THE RECORDS:
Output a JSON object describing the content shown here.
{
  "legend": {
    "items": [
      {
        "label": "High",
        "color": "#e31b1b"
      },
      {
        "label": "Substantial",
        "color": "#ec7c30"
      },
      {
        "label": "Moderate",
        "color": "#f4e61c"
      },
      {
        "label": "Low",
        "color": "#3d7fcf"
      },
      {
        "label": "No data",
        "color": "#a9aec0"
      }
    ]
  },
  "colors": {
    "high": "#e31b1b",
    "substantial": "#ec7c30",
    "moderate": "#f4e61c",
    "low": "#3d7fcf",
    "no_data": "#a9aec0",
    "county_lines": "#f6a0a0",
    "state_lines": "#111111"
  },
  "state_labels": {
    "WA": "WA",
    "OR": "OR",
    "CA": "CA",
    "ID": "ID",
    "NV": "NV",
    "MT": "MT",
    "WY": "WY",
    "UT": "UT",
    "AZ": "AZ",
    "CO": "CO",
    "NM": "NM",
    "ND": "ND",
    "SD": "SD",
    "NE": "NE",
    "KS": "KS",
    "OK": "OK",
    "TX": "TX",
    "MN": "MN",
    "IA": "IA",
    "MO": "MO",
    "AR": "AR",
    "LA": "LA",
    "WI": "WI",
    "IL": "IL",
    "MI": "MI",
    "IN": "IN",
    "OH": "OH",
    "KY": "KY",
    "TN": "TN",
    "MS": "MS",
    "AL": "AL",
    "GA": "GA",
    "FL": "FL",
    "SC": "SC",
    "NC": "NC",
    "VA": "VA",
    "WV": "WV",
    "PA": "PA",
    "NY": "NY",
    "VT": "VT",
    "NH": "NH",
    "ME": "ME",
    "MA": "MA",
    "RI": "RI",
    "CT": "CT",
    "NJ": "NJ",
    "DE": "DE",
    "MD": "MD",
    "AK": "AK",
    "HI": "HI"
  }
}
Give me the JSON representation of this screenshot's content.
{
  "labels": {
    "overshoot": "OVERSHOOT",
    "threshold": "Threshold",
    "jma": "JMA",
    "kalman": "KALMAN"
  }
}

--

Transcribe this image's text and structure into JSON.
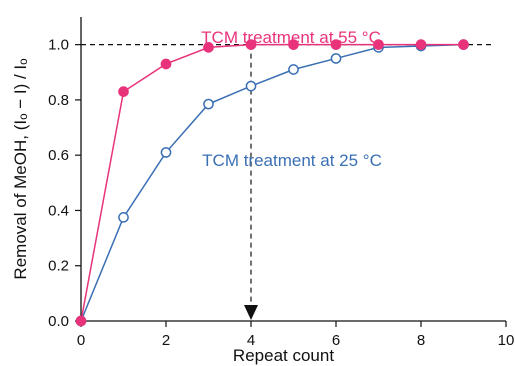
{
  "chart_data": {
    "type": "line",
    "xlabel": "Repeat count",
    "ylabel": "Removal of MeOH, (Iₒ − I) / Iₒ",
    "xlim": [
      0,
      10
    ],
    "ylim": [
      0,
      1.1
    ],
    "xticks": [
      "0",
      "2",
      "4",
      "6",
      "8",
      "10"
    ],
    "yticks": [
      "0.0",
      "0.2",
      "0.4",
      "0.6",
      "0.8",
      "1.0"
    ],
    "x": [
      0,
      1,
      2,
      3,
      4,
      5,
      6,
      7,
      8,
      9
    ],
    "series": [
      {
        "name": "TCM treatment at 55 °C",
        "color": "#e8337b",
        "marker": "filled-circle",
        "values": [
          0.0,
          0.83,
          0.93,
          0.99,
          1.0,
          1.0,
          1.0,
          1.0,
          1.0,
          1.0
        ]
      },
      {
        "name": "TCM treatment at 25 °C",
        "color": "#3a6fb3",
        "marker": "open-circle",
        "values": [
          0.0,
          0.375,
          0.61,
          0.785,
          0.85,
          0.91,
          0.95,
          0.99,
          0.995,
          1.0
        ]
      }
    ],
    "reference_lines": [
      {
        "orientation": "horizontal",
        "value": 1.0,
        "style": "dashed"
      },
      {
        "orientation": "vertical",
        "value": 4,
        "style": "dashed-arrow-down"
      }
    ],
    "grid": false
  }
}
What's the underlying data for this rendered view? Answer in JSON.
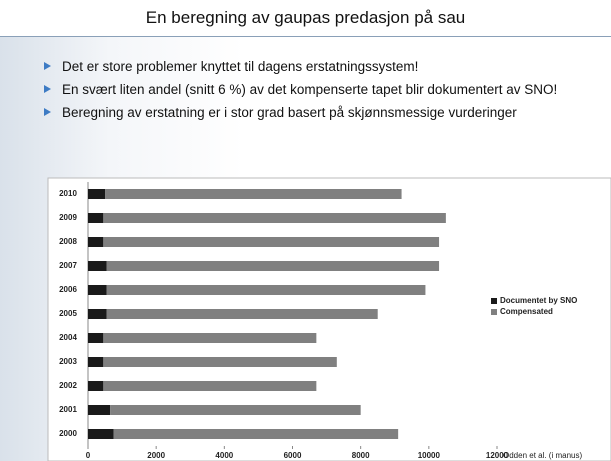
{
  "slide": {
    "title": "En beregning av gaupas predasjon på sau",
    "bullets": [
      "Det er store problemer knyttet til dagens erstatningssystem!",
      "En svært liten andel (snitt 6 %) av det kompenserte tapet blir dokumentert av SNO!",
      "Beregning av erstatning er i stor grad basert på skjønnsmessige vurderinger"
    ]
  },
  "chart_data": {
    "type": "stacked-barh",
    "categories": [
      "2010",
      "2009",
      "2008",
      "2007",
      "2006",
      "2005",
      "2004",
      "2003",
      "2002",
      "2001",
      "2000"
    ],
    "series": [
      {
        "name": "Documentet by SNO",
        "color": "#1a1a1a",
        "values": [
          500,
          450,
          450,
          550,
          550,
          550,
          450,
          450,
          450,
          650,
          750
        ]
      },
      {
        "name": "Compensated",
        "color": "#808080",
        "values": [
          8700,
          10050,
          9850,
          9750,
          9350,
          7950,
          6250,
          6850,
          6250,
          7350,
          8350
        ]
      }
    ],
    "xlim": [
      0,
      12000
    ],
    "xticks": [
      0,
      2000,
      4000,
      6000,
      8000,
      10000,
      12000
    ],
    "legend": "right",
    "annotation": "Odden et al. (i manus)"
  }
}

TASK DESCRIPTION: Report the number of lines in the listing where the string "treatment" appears, and nothing besides.

SOLUTION FOR THIS EXERCISE: 2